■ **PROBLEM TO WORK ON**
Reproduce the data that follows in its entirety, character for character.
**** DATA SUPPLIED ****
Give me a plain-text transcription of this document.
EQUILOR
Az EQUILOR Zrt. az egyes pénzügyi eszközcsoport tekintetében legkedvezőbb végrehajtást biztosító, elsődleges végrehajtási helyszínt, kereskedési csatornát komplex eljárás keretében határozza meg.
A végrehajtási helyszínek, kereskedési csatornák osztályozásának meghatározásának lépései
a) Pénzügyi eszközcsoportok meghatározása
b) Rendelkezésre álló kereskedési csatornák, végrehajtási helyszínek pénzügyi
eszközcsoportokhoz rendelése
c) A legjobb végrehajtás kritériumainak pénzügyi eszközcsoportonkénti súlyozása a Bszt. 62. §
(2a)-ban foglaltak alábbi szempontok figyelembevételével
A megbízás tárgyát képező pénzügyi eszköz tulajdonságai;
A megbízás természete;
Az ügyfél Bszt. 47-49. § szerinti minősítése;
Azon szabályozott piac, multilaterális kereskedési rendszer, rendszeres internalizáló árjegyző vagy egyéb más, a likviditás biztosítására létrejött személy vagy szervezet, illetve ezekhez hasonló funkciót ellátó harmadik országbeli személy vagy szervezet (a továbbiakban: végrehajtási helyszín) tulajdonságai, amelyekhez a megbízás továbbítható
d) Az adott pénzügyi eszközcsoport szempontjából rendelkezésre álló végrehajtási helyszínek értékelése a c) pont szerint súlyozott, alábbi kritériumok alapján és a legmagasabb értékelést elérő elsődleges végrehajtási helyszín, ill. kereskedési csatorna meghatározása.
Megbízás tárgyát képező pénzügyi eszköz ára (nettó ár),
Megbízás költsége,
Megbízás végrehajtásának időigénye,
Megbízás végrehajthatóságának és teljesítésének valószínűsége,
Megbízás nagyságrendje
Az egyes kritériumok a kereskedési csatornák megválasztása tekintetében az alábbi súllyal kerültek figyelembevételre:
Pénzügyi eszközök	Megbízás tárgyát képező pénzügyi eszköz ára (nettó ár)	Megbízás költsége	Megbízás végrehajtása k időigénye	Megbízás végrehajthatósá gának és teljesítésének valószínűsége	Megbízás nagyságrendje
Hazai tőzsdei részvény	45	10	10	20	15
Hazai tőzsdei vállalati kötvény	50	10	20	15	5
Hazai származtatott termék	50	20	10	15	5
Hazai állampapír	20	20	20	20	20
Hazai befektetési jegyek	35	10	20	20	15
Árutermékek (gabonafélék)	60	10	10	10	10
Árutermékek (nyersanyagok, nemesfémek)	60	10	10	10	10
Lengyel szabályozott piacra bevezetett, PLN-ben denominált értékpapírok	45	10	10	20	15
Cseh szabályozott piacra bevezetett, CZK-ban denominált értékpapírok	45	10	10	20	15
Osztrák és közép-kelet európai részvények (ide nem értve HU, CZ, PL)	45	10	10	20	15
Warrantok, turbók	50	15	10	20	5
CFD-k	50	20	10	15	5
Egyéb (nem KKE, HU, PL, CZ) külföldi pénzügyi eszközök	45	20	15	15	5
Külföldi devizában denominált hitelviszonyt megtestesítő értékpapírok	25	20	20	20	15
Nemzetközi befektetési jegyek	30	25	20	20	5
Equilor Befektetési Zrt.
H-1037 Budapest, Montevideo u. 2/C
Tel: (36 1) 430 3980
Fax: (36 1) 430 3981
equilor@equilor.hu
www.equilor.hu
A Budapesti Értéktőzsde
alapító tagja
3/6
****
■ **TASK SOLUTION**
Give me a plain-text transcription of this document.
EQUILOR
Az EQUILOR Zrt. az egyes pénzügyi eszközcsoport tekintetében legkedvezőbb végrehajtást biztosító, elsődleges végrehajtási helyszínt, kereskedési csatornát komplex eljárás keretében határozza meg.
A végrehajtási helyszínek, kereskedési csatornák osztályozásának meghatározásának lépései
a) Pénzügyi eszközcsoportok meghatározása
b) Rendelkezésre álló kereskedési csatornák, végrehajtási helyszínek pénzügyi
eszközcsoportokhoz rendelése
c) A legjobb végrehajtás kritériumainak pénzügyi eszközcsoportonkénti súlyozása a Bszt. 62. §
(2a)-ban foglaltak alábbi szempontok figyelembevételével
A megbízás tárgyát képező pénzügyi eszköz tulajdonságai;
A megbízás természete;
Az ügyfél Bszt. 47-49. § szerinti minősítése;
Azon szabályozott piac, multilaterális kereskedési rendszer, rendszeres internalizáló árjegyző vagy egyéb más, a likviditás biztosítására létrejött személy vagy szervezet, illetve ezekhez hasonló funkciót ellátó harmadik országbeli személy vagy szervezet (a továbbiakban: végrehajtási helyszín) tulajdonságai, amelyekhez a megbízás továbbítható
d) Az adott pénzügyi eszközcsoport szempontjából rendelkezésre álló végrehajtási helyszínek értékelése a c) pont szerint súlyozott, alábbi kritériumok alapján és a legmagasabb értékelést elérő elsődleges végrehajtási helyszín, ill. kereskedési csatorna meghatározása.
Megbízás tárgyát képező pénzügyi eszköz ára (nettó ár),
Megbízás költsége,
Megbízás végrehajtásának időigénye,
Megbízás végrehajthatóságának és teljesítésének valószínűsége,
Megbízás nagyságrendje
Az egyes kritériumok a kereskedési csatornák megválasztása tekintetében az alábbi súllyal kerültek figyelembevételre:
Pénzügyi eszközök	Megbízás tárgyát képező pénzügyi eszköz ára (nettó ár)	Megbízás költsége	Megbízás végrehajtása k időigénye	Megbízás végrehajthatósá gának és teljesítésének valószínűsége	Megbízás nagyságrendje
Hazai tőzsdei részvény	45	10	10	20	15
Hazai tőzsdei vállalati kötvény	50	10	20	15	5
Hazai származtatott termék	50	20	10	15	5
Hazai állampapír	20	20	20	20	20
Hazai befektetési jegyek	35	10	20	20	15
Árutermékek (gabonafélék)	60	10	10	10	10
Árutermékek (nyersanyagok, nemesfémek)	60	10	10	10	10
Lengyel szabályozott piacra bevezetett, PLN-ben denominált értékpapírok	45	10	10	20	15
Cseh szabályozott piacra bevezetett, CZK-ban denominált értékpapírok	45	10	10	20	15
Osztrák és közép-kelet európai részvények (ide nem értve HU, CZ, PL)	45	10	10	20	15
Warrantok, turbók	50	15	10	20	5
CFD-k	50	20	10	15	5
Egyéb (nem KKE, HU, PL, CZ) külföldi pénzügyi eszközök	45	20	15	15	5
Külföldi devizában denominált hitelviszonyt megtestesítő értékpapírok	25	20	20	20	15
Nemzetközi befektetési jegyek	30	25	20	20	5
Equilor Befektetési Zrt.
H-1037 Budapest, Montevideo u. 2/C
Tel: (36 1) 430 3980
Fax: (36 1) 430 3981
equilor@equilor.hu
www.equilor.hu
A Budapesti Értéktőzsde
alapító tagja
3/6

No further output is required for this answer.